■ **GOAL**: Sift the material for lines containing "直接以公司名义签订的合同", and return them.

━━━

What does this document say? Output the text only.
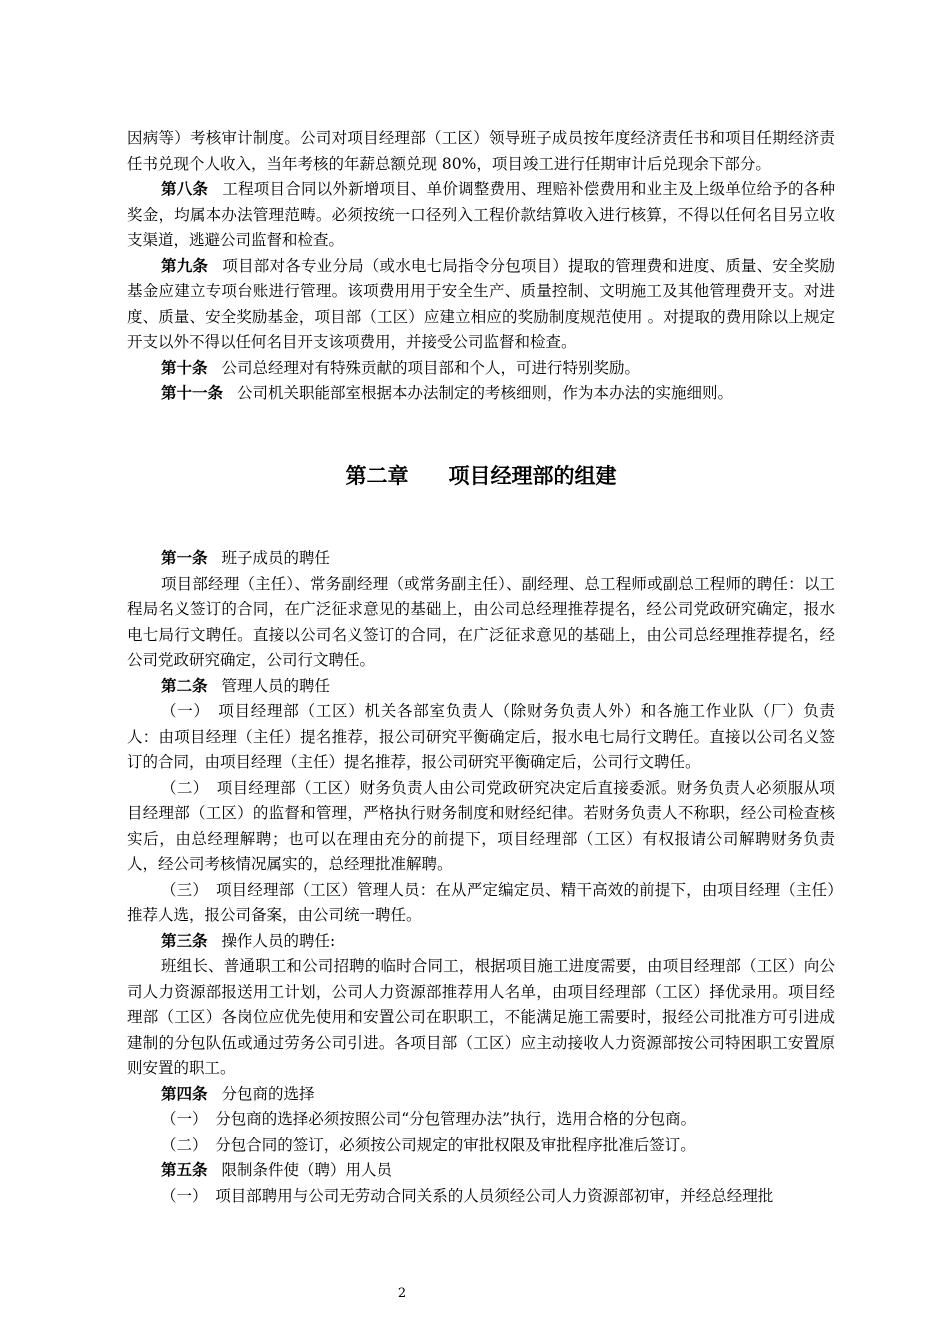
因病等）考核审计制度。公司对项目经理部（工区）领导班子成员按年度经济责任书和项目任期经济责任书兑现个人收入，当年考核的年薪总额兑现 80%，项目竣工进行任期审计后兑现余下部分。

第八条 工程项目合同以外新增项目、单价调整费用、理赔补偿费用和业主及上级单位给予的各种奖金，均属本办法管理范畴。必须按统一口径列入工程价款结算收入进行核算，不得以任何名目另立收支渠道，逃避公司监督和检查。

第九条 项目部对各专业分局（或水电七局指令分包项目）提取的管理费和进度、质量、安全奖励基金应建立专项台账进行管理。该项费用用于安全生产、质量控制、文明施工及其他管理费开支。对进度、质量、安全奖励基金，项目部（工区）应建立相应的奖励制度规范使用 。对提取的费用除以上规定开支以外不得以任何名目开支该项费用，并接受公司监督和检查。

第十条 公司总经理对有特殊贡献的项目部和个人，可进行特别奖励。

第十一条 公司机关职能部室根据本办法制定的考核细则，作为本办法的实施细则。

第二章 项目经理部的组建

第一条 班子成员的聘任

项目部经理（主任）、常务副经理（或常务副主任）、副经理、总工程师或副总工程师的聘任：以工程局名义签订的合同，在广泛征求意见的基础上，由公司总经理推荐提名，经公司党政研究确定，报水电七局行文聘任。直接以公司名义签订的合同，在广泛征求意见的基础上，由公司总经理推荐提名，经公司党政研究确定，公司行文聘任。

第二条 管理人员的聘任

（一）　项目经理部（工区）机关各部室负责人（除财务负责人外）和各施工作业队（厂）负责人：由项目经理（主任）提名推荐，报公司研究平衡确定后，报水电七局行文聘任。直接以公司名义签订的合同，由项目经理（主任）提名推荐，报公司研究平衡确定后，公司行文聘任。

（二）　项目经理部（工区）财务负责人由公司党政研究决定后直接委派。财务负责人必须服从项目经理部（工区）的监督和管理，严格执行财务制度和财经纪律。若财务负责人不称职，经公司检查核实后，由总经理解聘；也可以在理由充分的前提下，项目经理部（工区）有权报请公司解聘财务负责人，经公司考核情况属实的，总经理批准解聘。

（三）　项目经理部（工区）管理人员：在从严定编定员、精干高效的前提下，由项目经理（主任）推荐人选，报公司备案，由公司统一聘任。

第三条 操作人员的聘任:

班组长、普通职工和公司招聘的临时合同工，根据项目施工进度需要，由项目经理部（工区）向公司人力资源部报送用工计划，公司人力资源部推荐用人名单，由项目经理部（工区）择优录用。项目经理部（工区）各岗位应优先使用和安置公司在职职工，不能满足施工需要时，报经公司批准方可引进成建制的分包队伍或通过劳务公司引进。各项目部（工区）应主动接收人力资源部按公司特困职工安置原则安置的职工。

第四条 分包商的选择

（一）　分包商的选择必须按照公司“分包管理办法”执行，选用合格的分包商。

（二）　分包合同的签订，必须按公司规定的审批权限及审批程序批准后签订。

第五条 限制条件使（聘）用人员

（一）　项目部聘用与公司无劳动合同关系的人员须经公司人力资源部初审，并经总经理批

2
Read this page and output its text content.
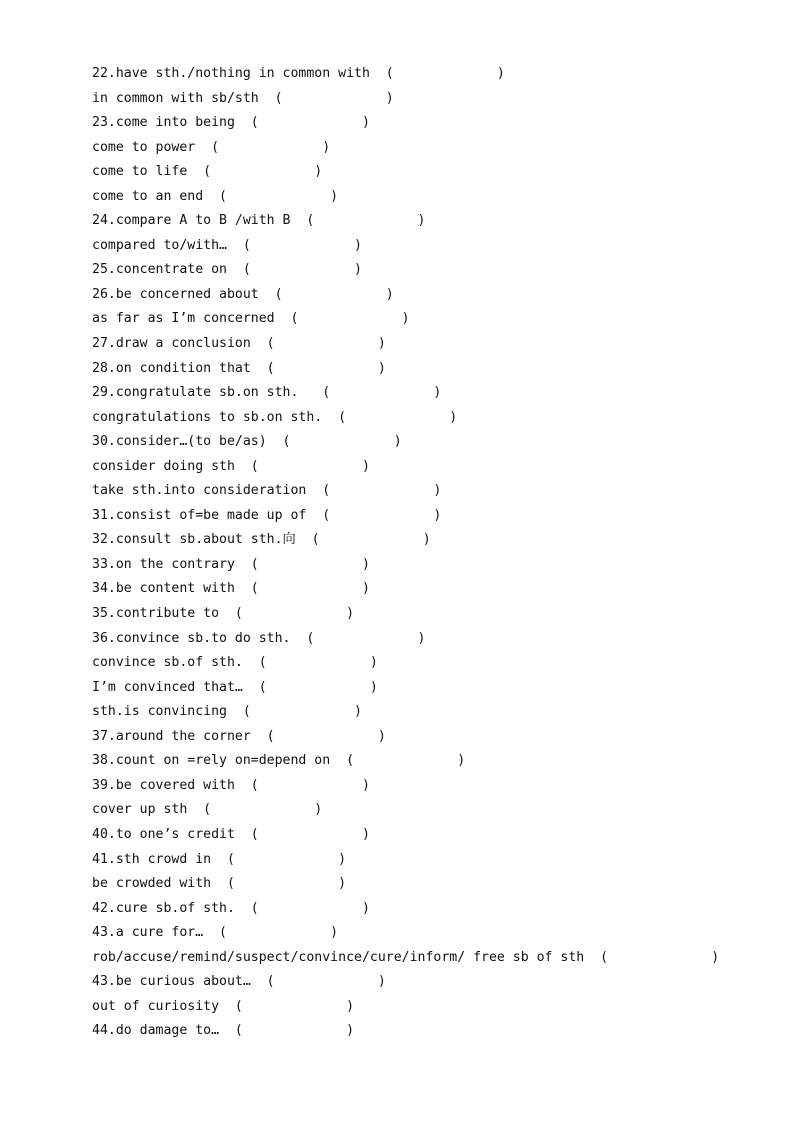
22.have sth./nothing in common with  (             )
in common with sb/sth  (             )
23.come into being  (             )
come to power  (             )
come to life  (             )
come to an end  (             )
24.compare A to B /with B  (             )
compared to/with…  (             )
25.concentrate on  (             )
26.be concerned about  (             )
as far as I’m concerned  (             )
27.draw a conclusion  (             )
28.on condition that  (             )
29.congratulate sb.on sth.   (             )
congratulations to sb.on sth.  (             )
30.consider…(to be/as)  (             )
consider doing sth  (             )
take sth.into consideration  (             )
31.consist of=be made up of  (             )
32.consult sb.about sth.向  (             )
33.on the contrary  (             )
34.be content with  (             )
35.contribute to  (             )
36.convince sb.to do sth.  (             )
convince sb.of sth.  (             )
I’m convinced that…  (             )
sth.is convincing  (             )
37.around the corner  (             )
38.count on =rely on=depend on  (             )
39.be covered with  (             )
cover up sth  (             )
40.to one’s credit  (             )
41.sth crowd in  (             )
be crowded with  (             )
42.cure sb.of sth.  (             )
43.a cure for…  (             )
rob/accuse/remind/suspect/convince/cure/inform/ free sb of sth  (             )
43.be curious about…  (             )
out of curiosity  (             )
44.do damage to…  (             )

━━━

■ **EXERCISE OUTPUT**:
项目部经理（主任）、常务副经理（或常务副主任）、副经理、总工程师或副总工程师的聘任：以工程局名义签订的合同，在广泛征求意见的基础上，由公司总经理推荐提名，经公司党政研究确定，报水电七局行文聘任。直接以公司名义签订的合同，在广泛征求意见的基础上，由公司总经理推荐提名，经公司党政研究确定，公司行文聘任。
（一）　项目经理部（工区）机关各部室负责人（除财务负责人外）和各施工作业队（厂）负责人：由项目经理（主任）提名推荐，报公司研究平衡确定后，报水电七局行文聘任。直接以公司名义签订的合同，由项目经理（主任）提名推荐，报公司研究平衡确定后，公司行文聘任。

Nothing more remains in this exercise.